Dataset items
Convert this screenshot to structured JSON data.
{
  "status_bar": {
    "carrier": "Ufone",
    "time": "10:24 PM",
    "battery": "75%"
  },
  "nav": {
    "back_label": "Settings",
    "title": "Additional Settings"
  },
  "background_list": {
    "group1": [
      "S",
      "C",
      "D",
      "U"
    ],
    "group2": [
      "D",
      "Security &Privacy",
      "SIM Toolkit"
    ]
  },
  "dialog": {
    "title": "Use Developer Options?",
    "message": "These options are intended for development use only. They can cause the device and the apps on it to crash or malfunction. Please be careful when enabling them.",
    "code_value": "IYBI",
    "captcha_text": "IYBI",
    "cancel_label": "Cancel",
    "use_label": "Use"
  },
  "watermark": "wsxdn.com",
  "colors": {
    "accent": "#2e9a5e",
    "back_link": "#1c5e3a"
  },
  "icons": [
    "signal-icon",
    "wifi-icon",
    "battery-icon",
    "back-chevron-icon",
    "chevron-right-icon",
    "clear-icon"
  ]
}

*EXERCISE OBJECTIVE*.
Copy each entry exactly, with nothing added or dropped.

*EXERCISE ANSWER*.
Convert this screenshot to structured JSON data.
{
  "status_bar": {
    "carrier": "Ufone",
    "time": "10:24 PM",
    "battery": "75%"
  },
  "nav": {
    "back_label": "Settings",
    "title": "Additional Settings"
  },
  "background_list": {
    "group1": [
      "S",
      "C",
      "D",
      "U"
    ],
    "group2": [
      "D",
      "Security &Privacy",
      "SIM Toolkit"
    ]
  },
  "dialog": {
    "title": "Use Developer Options?",
    "message": "These options are intended for development use only. They can cause the device and the apps on it to crash or malfunction. Please be careful when enabling them.",
    "code_value": "IYBI",
    "captcha_text": "IYBI",
    "cancel_label": "Cancel",
    "use_label": "Use"
  },
  "watermark": "wsxdn.com",
  "colors": {
    "accent": "#2e9a5e",
    "back_link": "#1c5e3a"
  },
  "icons": [
    "signal-icon",
    "wifi-icon",
    "battery-icon",
    "back-chevron-icon",
    "chevron-right-icon",
    "clear-icon"
  ]
}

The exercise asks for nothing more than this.